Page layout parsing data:
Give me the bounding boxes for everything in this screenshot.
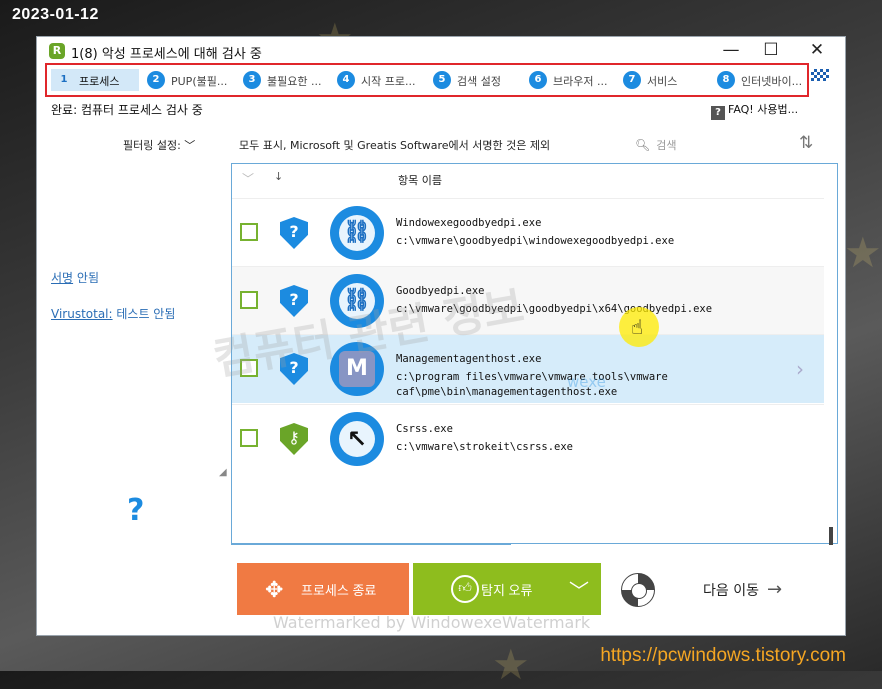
tab-browser[interactable]: 6 브라우저 ...	[525, 69, 617, 91]
false-positive-button[interactable]: 👍︎ 탐지 오류 ﹀	[413, 563, 601, 615]
resize-grip-icon[interactable]: ◢	[219, 467, 227, 478]
watermark-mid: wexe	[567, 373, 606, 391]
app-logo-icon: R	[49, 43, 65, 59]
list-header: ﹀ ↓ 항목 이름	[232, 164, 837, 194]
sort-arrow-icon[interactable]: ↓	[274, 170, 283, 183]
step-label: 인터넷바이...	[741, 75, 803, 88]
tab-services[interactable]: 7 서비스	[619, 69, 711, 91]
chevron-right-icon[interactable]: ›	[796, 357, 804, 381]
process-path: c:\vmware\goodbyedpi\windowexegoodbyedpi…	[396, 235, 675, 247]
chain-link-icon: ⛓	[339, 215, 375, 251]
kill-process-button[interactable]: ✥ 프로세스 종료	[237, 563, 409, 615]
arrow-right-icon: →	[766, 579, 783, 600]
process-icon: ↖	[330, 412, 384, 466]
step-number: 6	[529, 71, 547, 89]
next-button[interactable]: 다음 이동 →	[703, 579, 782, 600]
question-icon: ?	[711, 106, 725, 120]
close-button[interactable]: ✕	[799, 39, 835, 61]
cursor-click-icon: ↖	[339, 421, 375, 457]
step-label: 서비스	[647, 75, 678, 88]
select-all-checkbox[interactable]: ﹀	[242, 170, 254, 187]
kill-process-label: 프로세스 종료	[301, 583, 377, 598]
hand-cursor-icon: ☝	[631, 315, 644, 339]
step-number: 8	[717, 71, 735, 89]
process-icon: ⛓	[330, 206, 384, 260]
filter-dropdown[interactable]: 필터링 설정: ﹀	[123, 137, 195, 153]
virustotal-status: Virustotal: 테스트 안됨	[51, 305, 175, 322]
tab-internet[interactable]: 8 인터넷바이...	[713, 69, 805, 91]
signature-status: 서명 안됨	[51, 269, 99, 286]
shield-key-icon: ⚷	[280, 423, 308, 455]
process-path: c:\vmware\strokeit\csrss.exe	[396, 441, 574, 453]
app-window: R 1(8) 악성 프로세스에 대해 검사 중 — ☐ ✕ 1 프로세스 2 P…	[36, 36, 846, 636]
step-number: 4	[337, 71, 355, 89]
search-input[interactable]: 🔍︎ 검색	[635, 137, 775, 153]
step-number: 1	[60, 74, 68, 85]
step-number: 3	[243, 71, 261, 89]
checkered-flag-icon	[811, 69, 829, 81]
next-label: 다음 이동	[703, 583, 759, 599]
column-header-name[interactable]: 항목 이름	[398, 172, 442, 188]
star-decoration-icon: ★	[492, 640, 530, 689]
step-number: 2	[147, 71, 165, 89]
row-checkbox[interactable]	[240, 223, 258, 241]
tab-startup[interactable]: 4 시작 프로...	[333, 69, 425, 91]
step-label: 시작 프로...	[361, 75, 416, 88]
tab-processes[interactable]: 1 프로세스	[51, 69, 139, 91]
sort-toggle-icon[interactable]: ⇅	[799, 133, 813, 153]
step-label: 불필요한 ...	[267, 75, 322, 88]
crosshair-icon: ✥	[265, 577, 284, 602]
help-icon[interactable]: ?	[127, 493, 144, 528]
thumbs-up-icon: 👍︎	[451, 575, 479, 603]
virustotal-link[interactable]: Virustotal:	[51, 307, 113, 321]
horizontal-scrollbar[interactable]	[231, 543, 511, 545]
table-row[interactable]: ⚷ ↖ Csrss.exe c:\vmware\strokeit\csrss.e…	[232, 404, 824, 473]
tab-search-settings[interactable]: 5 검색 설정	[429, 69, 521, 91]
step-label: 브라우저 ...	[553, 75, 608, 88]
chevron-down-icon[interactable]: ﹀	[569, 575, 589, 604]
watermark-bottom: Watermarked by WindowexeWatermark	[273, 613, 591, 632]
scan-status: 완료: 컴퓨터 프로세스 검사 중	[51, 103, 203, 117]
star-decoration-icon: ★	[844, 228, 882, 277]
search-placeholder: 검색	[656, 139, 677, 152]
row-checkbox[interactable]	[240, 291, 258, 309]
maximize-button[interactable]: ☐	[753, 39, 789, 61]
process-name: Managementagenthost.exe	[396, 353, 542, 365]
virustotal-value: 테스트 안됨	[112, 307, 176, 321]
tab-unneeded[interactable]: 3 불필요한 ...	[239, 69, 331, 91]
date-stamp: 2023-01-12	[12, 6, 99, 23]
step-tabs: 1 프로세스 2 PUP(불필... 3 불필요한 ... 4 시작 프로...…	[45, 63, 809, 97]
process-name: Csrss.exe	[396, 423, 453, 435]
faq-link[interactable]: ? FAQ! 사용법...	[711, 101, 798, 120]
signature-value: 안됨	[73, 271, 99, 285]
step-label: 프로세스	[79, 75, 120, 88]
process-path: c:\program files\vmware\vmware tools\vmw…	[396, 371, 668, 398]
step-label: 검색 설정	[457, 75, 501, 88]
faq-label: FAQ! 사용법...	[728, 103, 799, 116]
support-lifebuoy-icon[interactable]	[621, 573, 655, 607]
step-number: 5	[433, 71, 451, 89]
signature-link[interactable]: 서명	[51, 271, 73, 285]
tab-pup[interactable]: 2 PUP(불필...	[143, 69, 235, 91]
window-title: 1(8) 악성 프로세스에 대해 검사 중	[71, 47, 262, 62]
vertical-scrollbar[interactable]	[829, 527, 833, 545]
minimize-button[interactable]: —	[713, 39, 749, 61]
process-name: Windowexegoodbyedpi.exe	[396, 217, 542, 229]
table-row[interactable]: ? ⛓ Windowexegoodbyedpi.exe c:\vmware\go…	[232, 198, 824, 267]
step-number: 7	[623, 71, 641, 89]
shield-question-icon: ?	[280, 217, 308, 249]
title-bar: R 1(8) 악성 프로세스에 대해 검사 중 — ☐ ✕	[37, 37, 845, 65]
site-url: https://pcwindows.tistory.com	[600, 645, 846, 666]
step-label: PUP(불필...	[171, 75, 228, 88]
search-icon: 🔍︎	[635, 138, 651, 152]
row-checkbox[interactable]	[240, 429, 258, 447]
false-positive-label: 탐지 오류	[481, 583, 533, 598]
filter-description: 모두 표시, Microsoft 및 Greatis Software에서 서명…	[239, 139, 551, 152]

BRIEF →
All of the lines above that carry the string "watermark" need to be found and copied.

SOLUTION TO THIS EXERCISE →
watermark-mid: wexe	[567, 373, 606, 391]
watermark-bottom: Watermarked by WindowexeWatermark	[273, 613, 591, 632]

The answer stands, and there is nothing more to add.